Read through the records below and copy each line that uses the word "this".

Stored dataset items:
##########

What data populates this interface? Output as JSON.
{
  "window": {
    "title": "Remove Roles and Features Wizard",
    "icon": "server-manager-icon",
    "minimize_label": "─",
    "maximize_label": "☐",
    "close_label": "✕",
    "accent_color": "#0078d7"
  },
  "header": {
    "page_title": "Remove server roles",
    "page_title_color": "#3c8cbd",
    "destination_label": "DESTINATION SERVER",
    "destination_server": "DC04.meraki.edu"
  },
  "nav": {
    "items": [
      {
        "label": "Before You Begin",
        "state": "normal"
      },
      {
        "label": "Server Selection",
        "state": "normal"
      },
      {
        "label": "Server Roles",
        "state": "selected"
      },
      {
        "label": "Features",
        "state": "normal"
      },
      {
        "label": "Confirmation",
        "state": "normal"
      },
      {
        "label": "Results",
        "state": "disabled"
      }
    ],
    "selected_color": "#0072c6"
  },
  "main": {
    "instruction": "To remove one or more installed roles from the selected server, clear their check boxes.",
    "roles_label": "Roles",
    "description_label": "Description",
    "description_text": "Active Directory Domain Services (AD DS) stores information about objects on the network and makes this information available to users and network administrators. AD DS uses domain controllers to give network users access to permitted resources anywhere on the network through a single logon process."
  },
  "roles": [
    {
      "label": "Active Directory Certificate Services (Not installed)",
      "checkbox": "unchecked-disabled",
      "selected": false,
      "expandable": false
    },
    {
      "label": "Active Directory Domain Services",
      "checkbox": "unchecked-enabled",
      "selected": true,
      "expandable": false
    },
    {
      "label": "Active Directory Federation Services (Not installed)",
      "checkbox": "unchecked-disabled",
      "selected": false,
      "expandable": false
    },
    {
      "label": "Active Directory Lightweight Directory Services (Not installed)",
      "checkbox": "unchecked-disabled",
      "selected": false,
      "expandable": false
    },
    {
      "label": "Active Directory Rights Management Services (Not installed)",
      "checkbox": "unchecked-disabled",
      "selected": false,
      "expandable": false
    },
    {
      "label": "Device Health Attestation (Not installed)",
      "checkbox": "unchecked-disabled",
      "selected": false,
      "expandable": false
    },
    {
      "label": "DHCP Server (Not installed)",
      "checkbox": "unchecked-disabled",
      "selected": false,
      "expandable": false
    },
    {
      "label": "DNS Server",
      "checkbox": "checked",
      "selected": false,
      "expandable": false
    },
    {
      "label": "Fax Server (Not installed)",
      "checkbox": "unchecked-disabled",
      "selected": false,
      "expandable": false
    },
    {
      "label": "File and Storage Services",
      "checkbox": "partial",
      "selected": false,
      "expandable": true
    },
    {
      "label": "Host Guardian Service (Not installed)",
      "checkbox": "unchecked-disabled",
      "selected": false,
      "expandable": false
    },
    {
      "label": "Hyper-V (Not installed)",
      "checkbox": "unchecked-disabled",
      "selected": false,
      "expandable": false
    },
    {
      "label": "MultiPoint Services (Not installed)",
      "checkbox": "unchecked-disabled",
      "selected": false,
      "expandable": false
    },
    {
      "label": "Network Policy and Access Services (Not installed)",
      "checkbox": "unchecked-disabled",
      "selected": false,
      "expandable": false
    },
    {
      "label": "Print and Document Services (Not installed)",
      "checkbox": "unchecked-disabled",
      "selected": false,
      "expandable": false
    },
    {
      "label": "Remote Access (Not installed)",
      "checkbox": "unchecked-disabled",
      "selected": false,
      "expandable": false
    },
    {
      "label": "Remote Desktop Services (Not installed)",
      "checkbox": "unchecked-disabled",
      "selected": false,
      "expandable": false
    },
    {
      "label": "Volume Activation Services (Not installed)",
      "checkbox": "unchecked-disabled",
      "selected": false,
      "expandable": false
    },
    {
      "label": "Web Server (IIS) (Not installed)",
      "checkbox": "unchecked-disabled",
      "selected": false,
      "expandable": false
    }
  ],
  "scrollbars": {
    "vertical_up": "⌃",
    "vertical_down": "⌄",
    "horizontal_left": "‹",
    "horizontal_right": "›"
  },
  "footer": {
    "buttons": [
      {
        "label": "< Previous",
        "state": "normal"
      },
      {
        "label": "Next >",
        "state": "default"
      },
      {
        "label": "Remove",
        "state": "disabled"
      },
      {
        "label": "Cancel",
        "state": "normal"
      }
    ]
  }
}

##########

_WRITTEN REPLY_
What data populates this interface? Output as JSON.
    "description_text": "Active Directory Domain Services (AD DS) stores information about objects on the network and makes this information available to users and network administrators. AD DS uses domain controllers to give network users access to permitted resources anywhere on the network through a single logon process."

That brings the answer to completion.